§ What you need to do
Identify the lines holding "name" and copy them.

Recorded data
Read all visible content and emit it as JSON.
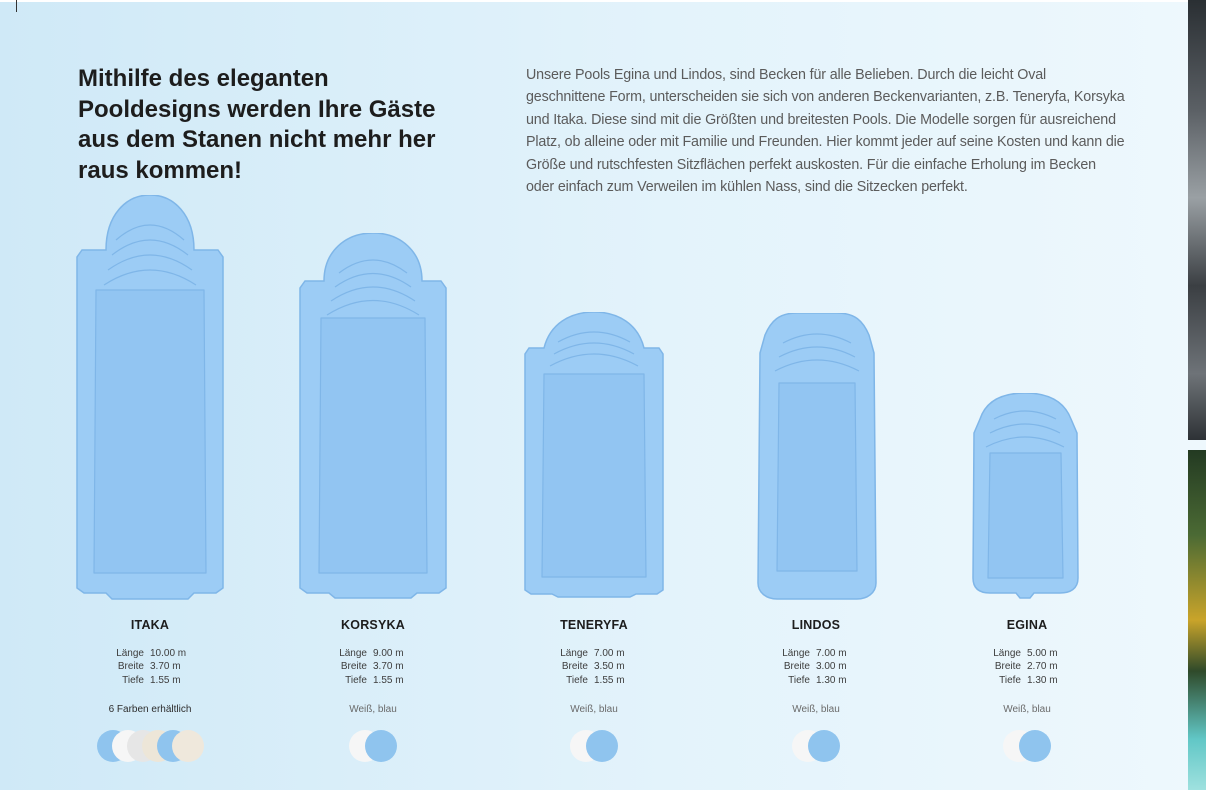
{
  "headline": "Mithilfe des eleganten Pooldesigns werden Ihre Gäste aus dem Stanen nicht mehr her raus kommen!",
  "intro": "Unsere Pools Egina und Lindos, sind Becken für alle Belieben. Durch die leicht Oval geschnittene Form, unterscheiden sie sich von anderen Beckenvarianten, z.B. Teneryfa, Korsyka und Itaka. Diese sind mit die Größten und breitesten Pools. Die Modelle sorgen für ausreichend Platz, ob alleine oder mit Familie und Freunden. Hier kommt jeder auf seine Kosten und kann die Größe und rutschfesten Sitzflächen perfekt auskosten. Für die einfache Erholung im Becken oder einfach zum Verweilen im kühlen Nass, sind die Sitzecken perfekt.",
  "colors": {
    "white": "#f6f6f6",
    "blue": "#8fc4ee",
    "sand": "#ede6d8",
    "pool_blue": "#9cccf5",
    "pool_edge": "#7fb6e8"
  },
  "models": [
    {
      "name": "ITAKA",
      "specs": [
        {
          "label": "Länge",
          "value": "10.00 m"
        },
        {
          "label": "Breite",
          "value": "3.70 m"
        },
        {
          "label": "Tiefe",
          "value": "1.55 m"
        }
      ],
      "colors_note": "6 Farben erhältlich",
      "swatches": [
        "#8fc4ee",
        "#f6f6f6",
        "#e6e6e6",
        "#ede6d8",
        "#8fc4ee",
        "#efe8dc"
      ]
    },
    {
      "name": "KORSYKA",
      "specs": [
        {
          "label": "Länge",
          "value": "9.00 m"
        },
        {
          "label": "Breite",
          "value": "3.70 m"
        },
        {
          "label": "Tiefe",
          "value": "1.55 m"
        }
      ],
      "colors_note": "Weiß, blau",
      "swatches": [
        "#f6f6f6",
        "#8fc4ee"
      ]
    },
    {
      "name": "TENERYFA",
      "specs": [
        {
          "label": "Länge",
          "value": "7.00 m"
        },
        {
          "label": "Breite",
          "value": "3.50 m"
        },
        {
          "label": "Tiefe",
          "value": "1.55 m"
        }
      ],
      "colors_note": "Weiß, blau",
      "swatches": [
        "#f6f6f6",
        "#8fc4ee"
      ]
    },
    {
      "name": "LINDOS",
      "specs": [
        {
          "label": "Länge",
          "value": "7.00 m"
        },
        {
          "label": "Breite",
          "value": "3.00 m"
        },
        {
          "label": "Tiefe",
          "value": "1.30 m"
        }
      ],
      "colors_note": "Weiß, blau",
      "swatches": [
        "#f6f6f6",
        "#8fc4ee"
      ]
    },
    {
      "name": "EGINA",
      "specs": [
        {
          "label": "Länge",
          "value": "5.00 m"
        },
        {
          "label": "Breite",
          "value": "2.70 m"
        },
        {
          "label": "Tiefe",
          "value": "1.30 m"
        }
      ],
      "colors_note": "Weiß, blau",
      "swatches": [
        "#f6f6f6",
        "#8fc4ee"
      ]
    }
  ]
}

§ Answer below
      "name": "ITAKA",
      "name": "KORSYKA",
      "name": "TENERYFA",
      "name": "LINDOS",
      "name": "EGINA",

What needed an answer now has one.